For each line below that includes the word "jumta", make a copy.

-- Exercise materials start --

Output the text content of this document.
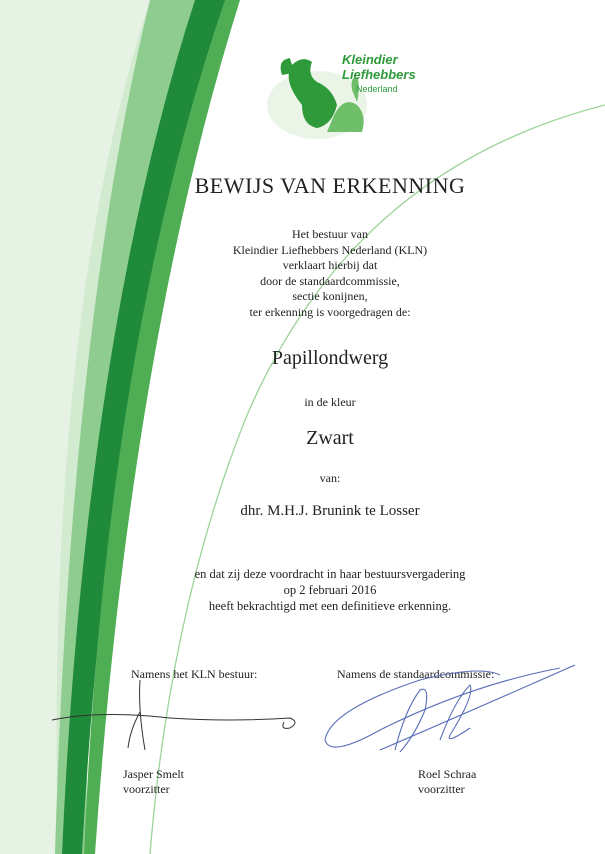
Kleindier
Liefhebbers
Nederland
BEWIJS VAN ERKENNING
Het bestuur van
Kleindier Liefhebbers Nederland (KLN)
verklaart hierbij dat
door de standaardcommissie,
sectie konijnen,
ter erkenning is voorgedragen de:
Papillondwerg
in de kleur
Zwart
van:
dhr. M.H.J. Brunink te Losser
en dat zij deze voordracht in haar bestuursvergadering
op 2 februari 2016
heeft bekrachtigd met een definitieve erkenning.
Namens het KLN bestuur:	Namens de standaardcommissie:
Jasper Smelt
voorzitter
Roel Schraa
voorzitter
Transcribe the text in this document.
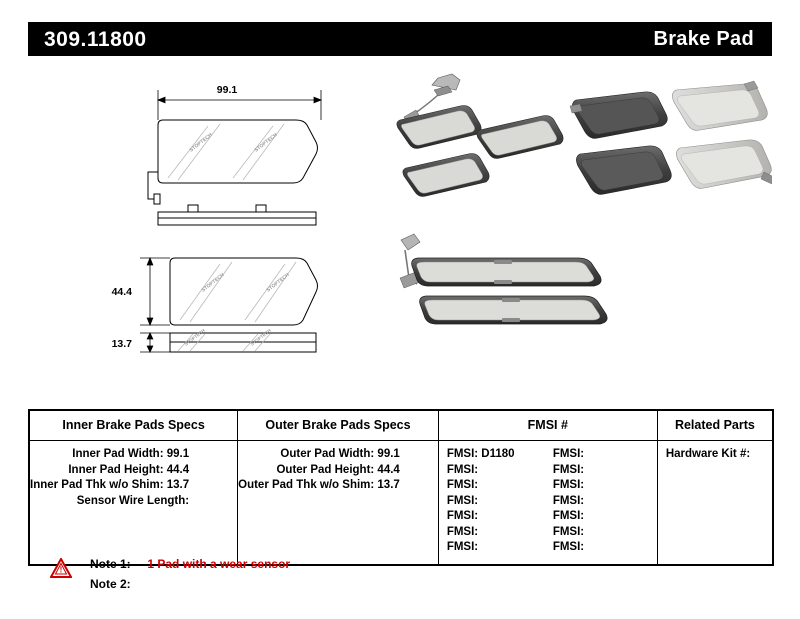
309.11800	Brake Pad
99.1
STOPTECH	STOPTECH
44.4	STOPTECH	STOPTECH
13.7	STOPTECH	STOPTECH
Inner Brake Pads Specs	Outer Brake Pads Specs	FMSI #	Related Parts

Inner Pad Width: 99.1
Inner Pad Height: 44.4
Inner Pad Thk w/o Shim: 13.7
Sensor Wire Length:

Outer Pad Width: 99.1
Outer Pad Height: 44.4
Outer Pad Thk w/o Shim: 13.7

FMSI: D1180	FMSI:
FMSI:	FMSI:
FMSI:	FMSI:
FMSI:	FMSI:
FMSI:	FMSI:
FMSI:	FMSI:
FMSI:	FMSI:

Hardware Kit #:
! Note 1: 1 Pad with a wear sensor
Note 2:
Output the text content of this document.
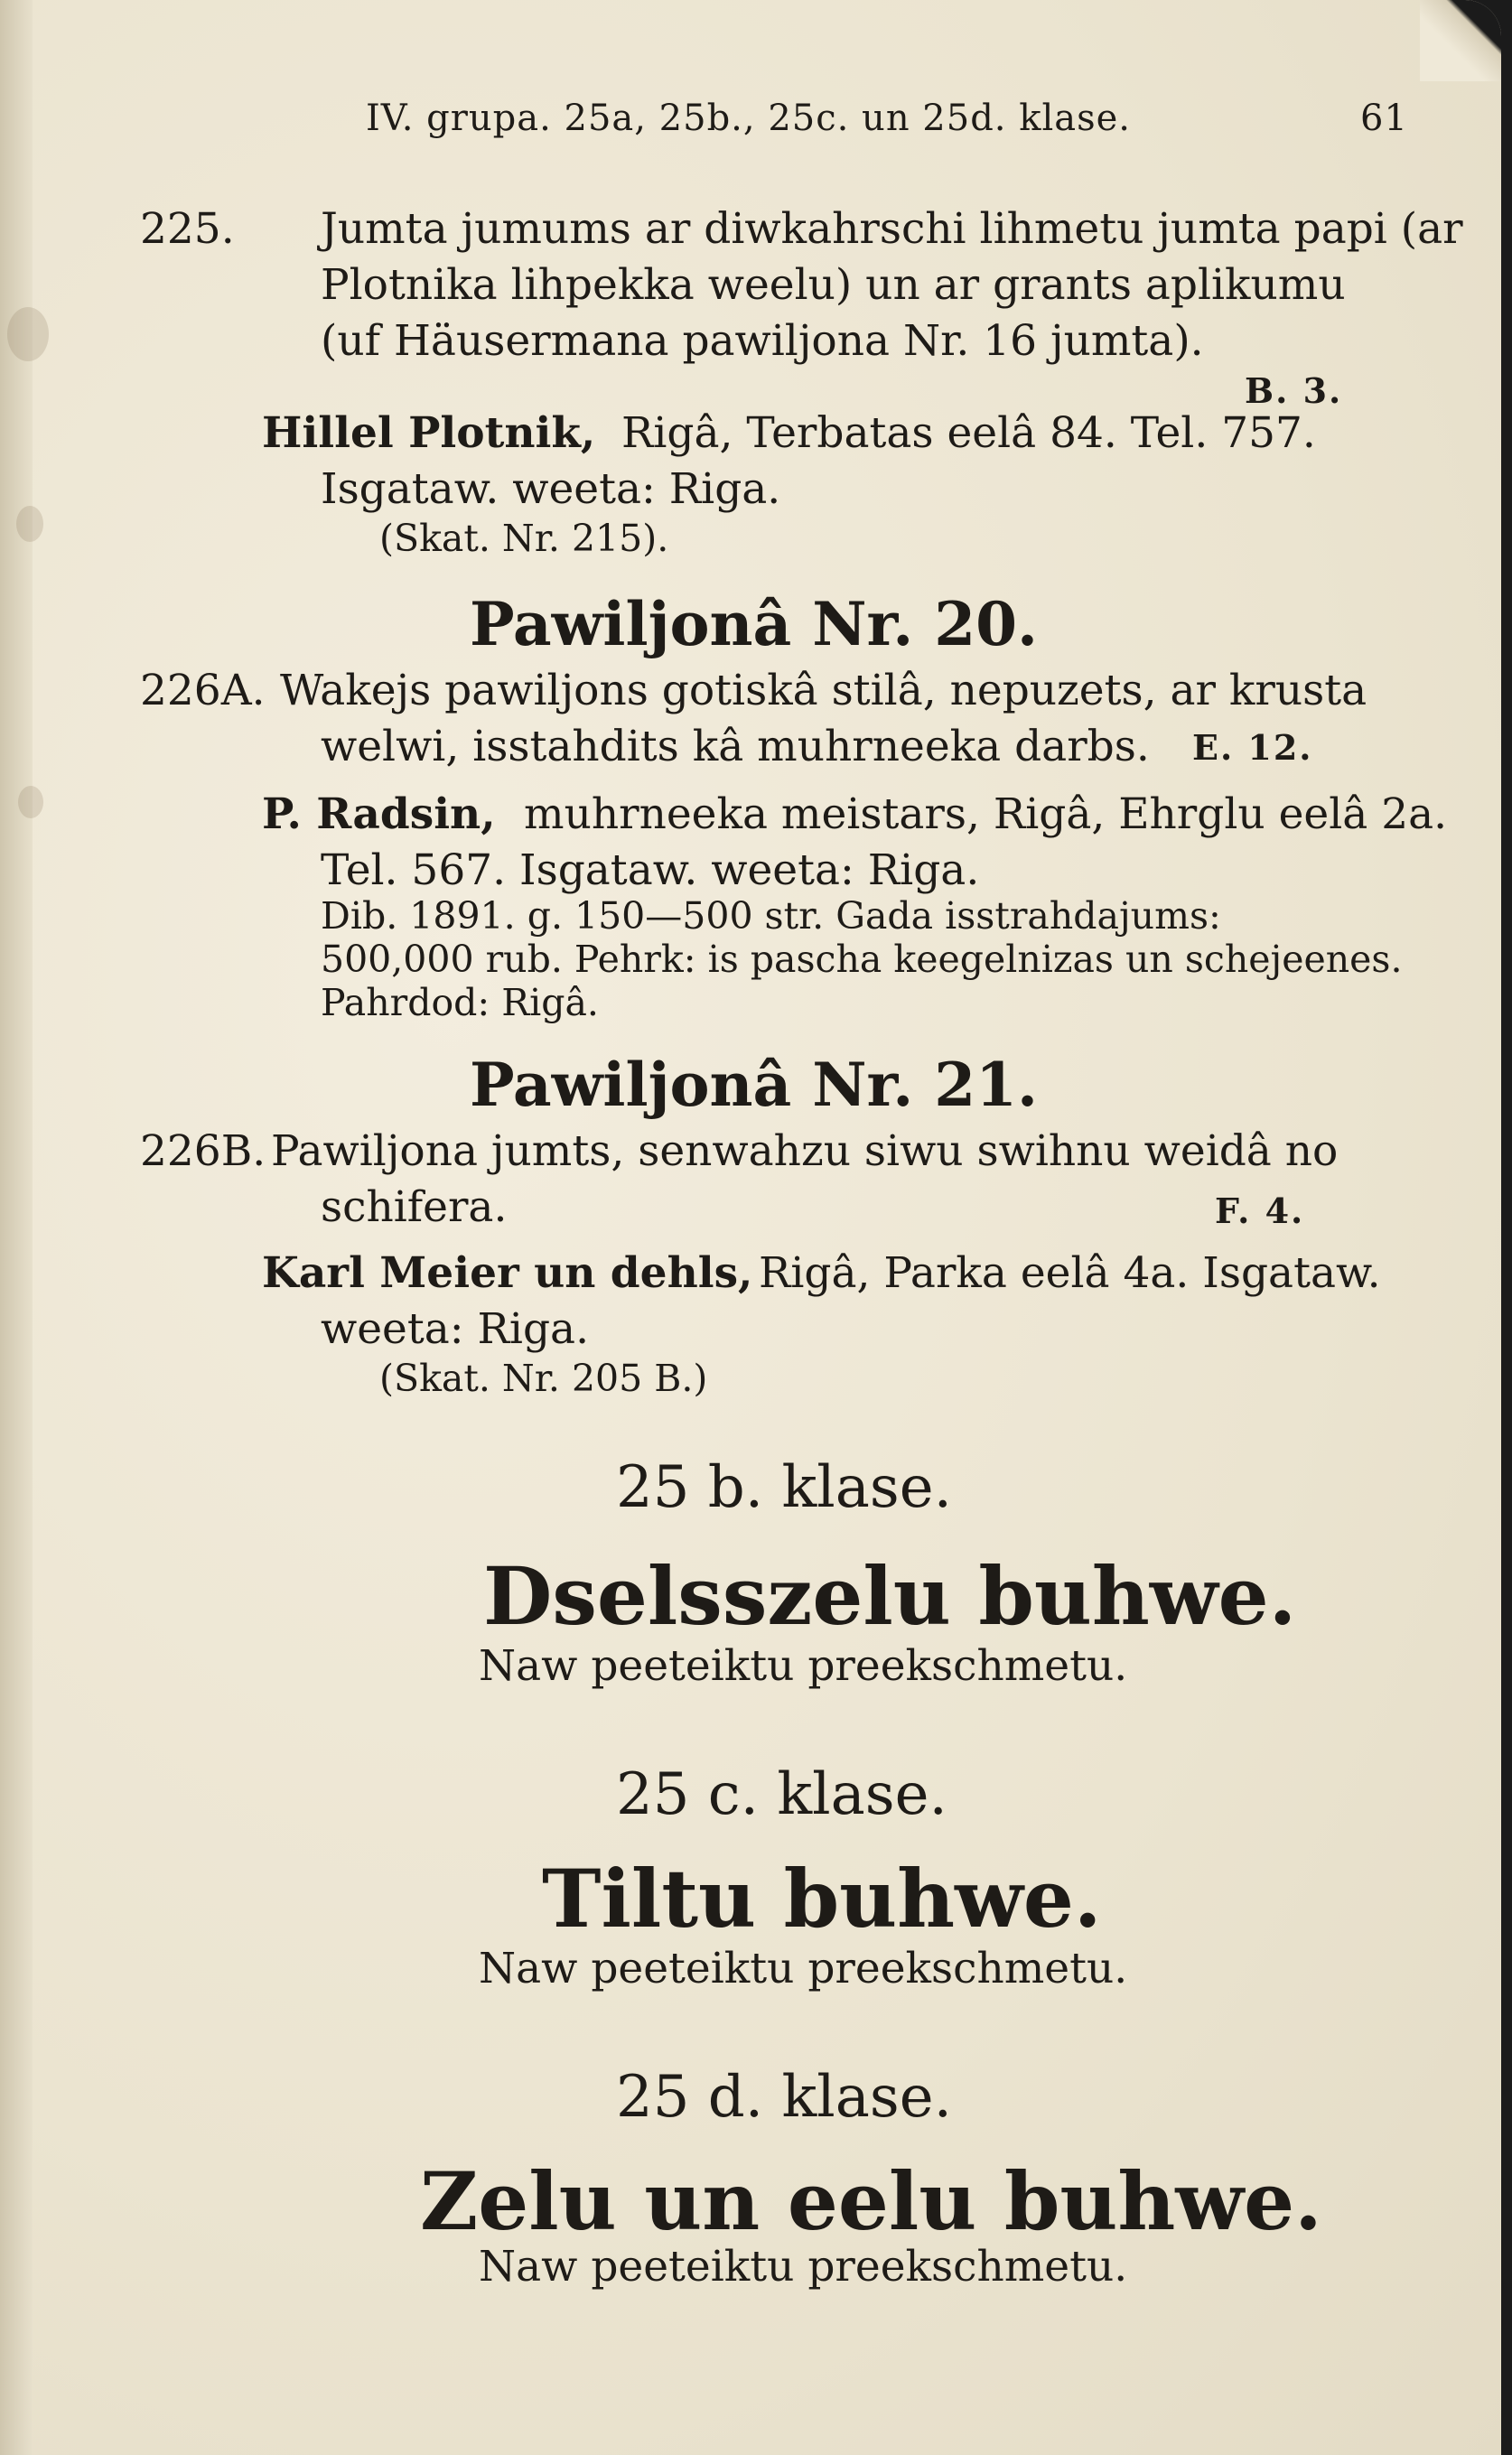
IV. grupa. 25a, 25b., 25c. un 25d. klase.	61
225. Jumta jumums ar diwkahrschi lihmetu jumta papi (ar
Plotnika lihpekka weelu) un ar grants aplikumu
(uf Häusermana pawiljona Nr. 16 jumta).
B. 3.
Hillel Plotnik, Rigâ, Terbatas eelâ 84. Tel. 757.
Isgataw. weeta: Riga.
(Skat. Nr. 215).
Pawiljonâ Nr. 20.
226A. Wakejs pawiljons gotiskâ stilâ, nepuzets, ar krusta
welwi, isstahdits kâ muhrneeka darbs. E. 12.
P. Radsin, muhrneeka meistars, Rigâ, Ehrglu eelâ 2a.
Tel. 567. Isgataw. weeta: Riga.
Dib. 1891. g. 150—500 str. Gada isstrahdajums:
500,000 rub. Pehrk: is pascha keegelnizas un schejeenes.
Pahrdod: Rigâ.
Pawiljonâ Nr. 21.
226B. Pawiljona jumts, senwahzu siwu swihnu weidâ no
schifera.	F. 4.
Karl Meier un dehls, Rigâ, Parka eelâ 4a. Isgataw.
weeta: Riga.
(Skat. Nr. 205 B.)
25 b. klase.
Dselsszelu buhwe.
Naw peeteiktu preekschmetu.
25 c. klase.
Tiltu buhwe.
Naw peeteiktu preekschmetu.
25 d. klase.
Zelu un eelu buhwe.
Naw peeteiktu preekschmetu.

-- Exercise materials end --

Solution to the problem ::
225. Jumta jumums ar diwkahrschi lihmetu jumta papi (ar
(uf Häusermana pawiljona Nr. 16 jumta).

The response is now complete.